┌─ Material provided

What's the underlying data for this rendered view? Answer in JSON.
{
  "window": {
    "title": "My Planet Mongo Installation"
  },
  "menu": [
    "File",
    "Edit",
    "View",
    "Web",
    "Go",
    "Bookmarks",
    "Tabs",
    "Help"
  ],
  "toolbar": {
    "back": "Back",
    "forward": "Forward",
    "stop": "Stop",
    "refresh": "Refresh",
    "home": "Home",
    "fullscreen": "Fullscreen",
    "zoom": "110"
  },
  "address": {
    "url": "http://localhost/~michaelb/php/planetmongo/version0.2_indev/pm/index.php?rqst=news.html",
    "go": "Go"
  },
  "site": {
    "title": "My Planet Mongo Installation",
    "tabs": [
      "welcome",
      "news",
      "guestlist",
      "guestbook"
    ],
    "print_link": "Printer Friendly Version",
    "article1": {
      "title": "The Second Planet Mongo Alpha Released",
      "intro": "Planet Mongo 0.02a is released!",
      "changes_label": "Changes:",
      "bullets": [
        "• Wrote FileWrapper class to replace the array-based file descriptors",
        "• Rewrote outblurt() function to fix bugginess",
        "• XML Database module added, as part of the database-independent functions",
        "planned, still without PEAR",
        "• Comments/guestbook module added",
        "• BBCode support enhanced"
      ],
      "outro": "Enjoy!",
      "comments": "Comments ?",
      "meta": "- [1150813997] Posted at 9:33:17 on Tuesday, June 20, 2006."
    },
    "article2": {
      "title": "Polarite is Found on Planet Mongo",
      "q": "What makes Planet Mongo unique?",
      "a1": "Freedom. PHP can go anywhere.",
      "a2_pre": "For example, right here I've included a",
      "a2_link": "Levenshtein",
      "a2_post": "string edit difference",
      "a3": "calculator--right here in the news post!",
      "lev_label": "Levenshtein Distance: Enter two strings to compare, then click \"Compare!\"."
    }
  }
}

└─

■ Given instruction: Extract each record, keeping it identical to the original.

■ Written response:
What's the underlying data for this rendered view? Answer in JSON.
{
  "window": {
    "title": "My Planet Mongo Installation"
  },
  "menu": [
    "File",
    "Edit",
    "View",
    "Web",
    "Go",
    "Bookmarks",
    "Tabs",
    "Help"
  ],
  "toolbar": {
    "back": "Back",
    "forward": "Forward",
    "stop": "Stop",
    "refresh": "Refresh",
    "home": "Home",
    "fullscreen": "Fullscreen",
    "zoom": "110"
  },
  "address": {
    "url": "http://localhost/~michaelb/php/planetmongo/version0.2_indev/pm/index.php?rqst=news.html",
    "go": "Go"
  },
  "site": {
    "title": "My Planet Mongo Installation",
    "tabs": [
      "welcome",
      "news",
      "guestlist",
      "guestbook"
    ],
    "print_link": "Printer Friendly Version",
    "article1": {
      "title": "The Second Planet Mongo Alpha Released",
      "intro": "Planet Mongo 0.02a is released!",
      "changes_label": "Changes:",
      "bullets": [
        "• Wrote FileWrapper class to replace the array-based file descriptors",
        "• Rewrote outblurt() function to fix bugginess",
        "• XML Database module added, as part of the database-independent functions",
        "planned, still without PEAR",
        "• Comments/guestbook module added",
        "• BBCode support enhanced"
      ],
      "outro": "Enjoy!",
      "comments": "Comments ?",
      "meta": "- [1150813997] Posted at 9:33:17 on Tuesday, June 20, 2006."
    },
    "article2": {
      "title": "Polarite is Found on Planet Mongo",
      "q": "What makes Planet Mongo unique?",
      "a1": "Freedom. PHP can go anywhere.",
      "a2_pre": "For example, right here I've included a",
      "a2_link": "Levenshtein",
      "a2_post": "string edit difference",
      "a3": "calculator--right here in the news post!",
      "lev_label": "Levenshtein Distance: Enter two strings to compare, then click \"Compare!\"."
    }
  }
}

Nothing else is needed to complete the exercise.